■ **EXERCISE AIM**: Write only the number of lines holding the string "PLAYING".

■ **INFORMATION PROVIDED**:
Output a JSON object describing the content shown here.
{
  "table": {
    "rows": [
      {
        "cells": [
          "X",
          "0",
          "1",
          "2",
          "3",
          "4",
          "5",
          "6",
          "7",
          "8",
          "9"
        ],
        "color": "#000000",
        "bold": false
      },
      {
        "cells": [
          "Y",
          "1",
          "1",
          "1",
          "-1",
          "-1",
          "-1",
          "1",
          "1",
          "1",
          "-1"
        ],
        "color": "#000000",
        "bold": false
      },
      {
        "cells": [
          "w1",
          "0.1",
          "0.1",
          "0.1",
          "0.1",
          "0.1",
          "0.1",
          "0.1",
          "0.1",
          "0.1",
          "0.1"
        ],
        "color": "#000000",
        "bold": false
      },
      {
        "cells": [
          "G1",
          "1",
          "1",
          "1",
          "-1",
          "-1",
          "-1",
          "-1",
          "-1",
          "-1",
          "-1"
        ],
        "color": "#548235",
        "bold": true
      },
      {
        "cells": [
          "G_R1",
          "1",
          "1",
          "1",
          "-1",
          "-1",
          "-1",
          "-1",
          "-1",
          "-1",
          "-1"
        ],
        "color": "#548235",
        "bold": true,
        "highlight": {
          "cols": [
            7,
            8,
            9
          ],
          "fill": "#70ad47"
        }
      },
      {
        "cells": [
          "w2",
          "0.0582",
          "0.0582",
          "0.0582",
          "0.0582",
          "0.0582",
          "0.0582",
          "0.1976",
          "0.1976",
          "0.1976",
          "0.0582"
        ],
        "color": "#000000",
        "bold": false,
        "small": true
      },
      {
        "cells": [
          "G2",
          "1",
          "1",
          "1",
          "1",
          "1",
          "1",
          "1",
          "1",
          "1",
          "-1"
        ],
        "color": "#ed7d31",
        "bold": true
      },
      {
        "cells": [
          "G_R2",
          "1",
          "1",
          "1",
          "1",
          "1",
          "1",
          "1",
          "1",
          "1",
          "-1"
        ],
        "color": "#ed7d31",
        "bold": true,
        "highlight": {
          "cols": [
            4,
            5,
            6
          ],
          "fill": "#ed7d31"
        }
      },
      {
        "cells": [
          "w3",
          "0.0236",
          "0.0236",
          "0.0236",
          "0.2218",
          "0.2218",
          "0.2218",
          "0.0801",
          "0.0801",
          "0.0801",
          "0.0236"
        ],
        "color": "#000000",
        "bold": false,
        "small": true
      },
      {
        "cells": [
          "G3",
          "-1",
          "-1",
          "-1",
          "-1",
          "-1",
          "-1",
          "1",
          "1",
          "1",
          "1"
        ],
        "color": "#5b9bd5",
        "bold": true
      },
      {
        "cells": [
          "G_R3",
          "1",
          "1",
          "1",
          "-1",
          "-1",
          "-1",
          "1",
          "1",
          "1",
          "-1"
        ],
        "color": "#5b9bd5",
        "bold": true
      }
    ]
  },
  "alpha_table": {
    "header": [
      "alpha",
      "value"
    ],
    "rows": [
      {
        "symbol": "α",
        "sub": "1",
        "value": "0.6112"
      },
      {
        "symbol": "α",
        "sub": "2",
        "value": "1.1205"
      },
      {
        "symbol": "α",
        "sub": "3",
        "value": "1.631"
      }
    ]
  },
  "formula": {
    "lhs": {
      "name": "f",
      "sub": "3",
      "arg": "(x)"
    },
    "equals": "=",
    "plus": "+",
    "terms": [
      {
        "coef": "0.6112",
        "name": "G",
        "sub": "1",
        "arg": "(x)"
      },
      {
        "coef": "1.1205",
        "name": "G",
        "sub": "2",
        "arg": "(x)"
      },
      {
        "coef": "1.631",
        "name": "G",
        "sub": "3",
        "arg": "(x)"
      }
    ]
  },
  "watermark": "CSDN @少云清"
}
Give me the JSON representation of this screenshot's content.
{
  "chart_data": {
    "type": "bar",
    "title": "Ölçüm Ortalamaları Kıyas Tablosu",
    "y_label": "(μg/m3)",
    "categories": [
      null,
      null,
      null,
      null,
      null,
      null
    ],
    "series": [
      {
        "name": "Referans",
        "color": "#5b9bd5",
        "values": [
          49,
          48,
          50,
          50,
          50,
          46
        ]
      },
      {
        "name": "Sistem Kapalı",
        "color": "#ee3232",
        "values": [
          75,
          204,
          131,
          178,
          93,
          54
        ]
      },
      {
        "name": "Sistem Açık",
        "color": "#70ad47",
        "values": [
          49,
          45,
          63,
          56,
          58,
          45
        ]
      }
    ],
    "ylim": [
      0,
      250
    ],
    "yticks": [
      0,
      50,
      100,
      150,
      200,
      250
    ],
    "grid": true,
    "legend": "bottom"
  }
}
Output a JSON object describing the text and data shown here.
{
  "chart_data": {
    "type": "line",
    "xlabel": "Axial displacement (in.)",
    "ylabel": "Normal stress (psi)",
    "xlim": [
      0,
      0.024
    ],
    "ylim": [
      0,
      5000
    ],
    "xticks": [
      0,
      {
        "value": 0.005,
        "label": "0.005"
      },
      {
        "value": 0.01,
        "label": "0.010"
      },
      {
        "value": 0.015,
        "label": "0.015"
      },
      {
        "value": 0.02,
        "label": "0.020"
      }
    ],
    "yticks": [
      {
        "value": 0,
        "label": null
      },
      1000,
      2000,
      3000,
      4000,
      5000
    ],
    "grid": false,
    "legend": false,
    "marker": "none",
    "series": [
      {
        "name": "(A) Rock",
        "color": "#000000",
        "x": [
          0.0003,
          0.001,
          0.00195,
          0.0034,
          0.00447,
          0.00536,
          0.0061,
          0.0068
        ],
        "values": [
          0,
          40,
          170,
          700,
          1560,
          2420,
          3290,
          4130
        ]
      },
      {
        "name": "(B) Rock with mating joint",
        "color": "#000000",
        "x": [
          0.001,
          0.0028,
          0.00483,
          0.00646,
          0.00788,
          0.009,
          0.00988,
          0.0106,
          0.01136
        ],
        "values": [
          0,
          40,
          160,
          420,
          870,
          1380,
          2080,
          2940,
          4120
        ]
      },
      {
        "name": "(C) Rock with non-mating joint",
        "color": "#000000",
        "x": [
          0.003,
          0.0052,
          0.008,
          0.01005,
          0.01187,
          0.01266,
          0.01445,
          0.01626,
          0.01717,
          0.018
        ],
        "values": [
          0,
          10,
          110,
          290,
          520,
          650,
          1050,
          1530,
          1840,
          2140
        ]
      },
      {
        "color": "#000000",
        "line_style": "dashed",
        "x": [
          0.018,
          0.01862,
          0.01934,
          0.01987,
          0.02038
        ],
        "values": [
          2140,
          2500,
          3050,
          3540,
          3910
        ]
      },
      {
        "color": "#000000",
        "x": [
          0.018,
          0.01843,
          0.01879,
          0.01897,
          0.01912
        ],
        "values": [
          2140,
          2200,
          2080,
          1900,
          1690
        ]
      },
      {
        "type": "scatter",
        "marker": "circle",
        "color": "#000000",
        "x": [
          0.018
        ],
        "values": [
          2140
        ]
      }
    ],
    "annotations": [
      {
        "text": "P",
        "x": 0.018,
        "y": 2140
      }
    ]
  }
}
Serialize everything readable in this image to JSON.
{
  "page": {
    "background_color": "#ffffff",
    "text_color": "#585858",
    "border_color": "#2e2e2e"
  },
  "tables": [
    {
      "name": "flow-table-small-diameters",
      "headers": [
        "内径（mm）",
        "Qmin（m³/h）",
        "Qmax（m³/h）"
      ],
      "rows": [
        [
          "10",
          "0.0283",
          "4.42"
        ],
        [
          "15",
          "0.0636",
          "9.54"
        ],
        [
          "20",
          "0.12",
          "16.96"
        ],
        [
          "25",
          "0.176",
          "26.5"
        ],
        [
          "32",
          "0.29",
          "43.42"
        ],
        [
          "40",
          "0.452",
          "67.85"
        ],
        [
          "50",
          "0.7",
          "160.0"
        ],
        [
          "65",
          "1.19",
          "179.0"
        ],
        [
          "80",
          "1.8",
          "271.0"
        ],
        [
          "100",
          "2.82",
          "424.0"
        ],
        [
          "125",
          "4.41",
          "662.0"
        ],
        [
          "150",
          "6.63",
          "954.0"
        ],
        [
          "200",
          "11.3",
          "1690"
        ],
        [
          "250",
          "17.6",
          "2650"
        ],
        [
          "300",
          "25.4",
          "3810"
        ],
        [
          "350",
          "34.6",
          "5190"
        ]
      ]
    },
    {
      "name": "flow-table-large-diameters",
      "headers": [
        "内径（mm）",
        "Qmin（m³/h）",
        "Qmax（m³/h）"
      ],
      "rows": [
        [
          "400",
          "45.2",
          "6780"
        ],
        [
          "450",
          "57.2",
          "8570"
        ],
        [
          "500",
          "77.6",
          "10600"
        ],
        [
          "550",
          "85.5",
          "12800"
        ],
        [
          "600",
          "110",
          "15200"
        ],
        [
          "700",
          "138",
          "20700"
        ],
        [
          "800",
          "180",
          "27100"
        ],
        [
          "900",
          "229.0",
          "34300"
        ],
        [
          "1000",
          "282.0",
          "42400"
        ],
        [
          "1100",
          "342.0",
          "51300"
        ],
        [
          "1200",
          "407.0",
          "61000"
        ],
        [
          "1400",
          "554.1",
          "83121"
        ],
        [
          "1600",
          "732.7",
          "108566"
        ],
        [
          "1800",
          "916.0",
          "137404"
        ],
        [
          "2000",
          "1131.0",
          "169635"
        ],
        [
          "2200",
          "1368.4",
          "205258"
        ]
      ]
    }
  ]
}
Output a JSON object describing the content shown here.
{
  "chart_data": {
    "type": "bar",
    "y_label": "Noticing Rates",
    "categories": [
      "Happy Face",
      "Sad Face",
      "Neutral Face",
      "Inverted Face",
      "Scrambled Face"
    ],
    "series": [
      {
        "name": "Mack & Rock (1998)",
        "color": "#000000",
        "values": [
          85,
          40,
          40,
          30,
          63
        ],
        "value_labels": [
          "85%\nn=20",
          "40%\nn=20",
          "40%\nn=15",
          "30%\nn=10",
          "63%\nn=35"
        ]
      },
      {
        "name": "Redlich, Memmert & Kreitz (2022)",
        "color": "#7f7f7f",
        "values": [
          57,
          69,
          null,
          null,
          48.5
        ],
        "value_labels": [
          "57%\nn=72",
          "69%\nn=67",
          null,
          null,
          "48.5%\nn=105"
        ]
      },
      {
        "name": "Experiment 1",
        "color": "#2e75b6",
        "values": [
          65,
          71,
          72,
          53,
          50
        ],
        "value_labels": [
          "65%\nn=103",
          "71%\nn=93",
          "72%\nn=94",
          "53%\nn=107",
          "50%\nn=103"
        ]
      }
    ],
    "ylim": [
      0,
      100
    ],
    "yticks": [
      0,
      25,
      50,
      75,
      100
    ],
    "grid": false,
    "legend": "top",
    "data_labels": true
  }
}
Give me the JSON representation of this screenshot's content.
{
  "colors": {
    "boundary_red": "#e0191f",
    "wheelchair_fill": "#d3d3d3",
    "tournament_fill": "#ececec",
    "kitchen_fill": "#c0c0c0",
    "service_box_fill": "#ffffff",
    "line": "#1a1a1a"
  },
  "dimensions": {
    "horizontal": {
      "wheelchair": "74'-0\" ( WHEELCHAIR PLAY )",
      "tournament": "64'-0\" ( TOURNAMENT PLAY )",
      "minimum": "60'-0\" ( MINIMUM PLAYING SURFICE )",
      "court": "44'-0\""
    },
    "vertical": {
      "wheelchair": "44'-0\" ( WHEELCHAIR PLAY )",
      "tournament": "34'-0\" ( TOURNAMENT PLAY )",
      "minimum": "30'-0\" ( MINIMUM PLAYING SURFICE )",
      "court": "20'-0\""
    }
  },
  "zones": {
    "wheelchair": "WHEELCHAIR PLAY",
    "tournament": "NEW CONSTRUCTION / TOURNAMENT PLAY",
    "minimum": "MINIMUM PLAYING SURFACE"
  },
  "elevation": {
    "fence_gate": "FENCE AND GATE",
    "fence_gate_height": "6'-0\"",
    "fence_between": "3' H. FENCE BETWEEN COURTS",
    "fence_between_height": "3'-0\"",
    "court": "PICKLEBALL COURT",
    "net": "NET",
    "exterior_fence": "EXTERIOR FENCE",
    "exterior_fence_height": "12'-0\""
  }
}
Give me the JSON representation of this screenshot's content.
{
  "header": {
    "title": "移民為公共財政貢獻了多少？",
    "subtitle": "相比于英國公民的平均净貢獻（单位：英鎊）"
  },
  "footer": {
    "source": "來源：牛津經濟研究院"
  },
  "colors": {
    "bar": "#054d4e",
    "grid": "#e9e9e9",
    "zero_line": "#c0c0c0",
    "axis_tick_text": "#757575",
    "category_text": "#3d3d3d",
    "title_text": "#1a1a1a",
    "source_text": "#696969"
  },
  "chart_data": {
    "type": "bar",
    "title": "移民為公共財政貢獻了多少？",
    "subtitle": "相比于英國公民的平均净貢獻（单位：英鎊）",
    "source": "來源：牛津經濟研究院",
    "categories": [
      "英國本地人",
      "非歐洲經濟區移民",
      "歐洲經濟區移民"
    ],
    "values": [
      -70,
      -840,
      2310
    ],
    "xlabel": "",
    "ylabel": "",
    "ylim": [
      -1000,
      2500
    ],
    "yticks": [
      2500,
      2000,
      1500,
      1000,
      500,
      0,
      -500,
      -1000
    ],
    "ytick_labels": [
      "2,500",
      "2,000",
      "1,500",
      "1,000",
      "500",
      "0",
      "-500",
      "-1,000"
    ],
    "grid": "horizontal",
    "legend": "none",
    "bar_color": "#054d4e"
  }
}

■ **EXERCISE RESPONSE**: 3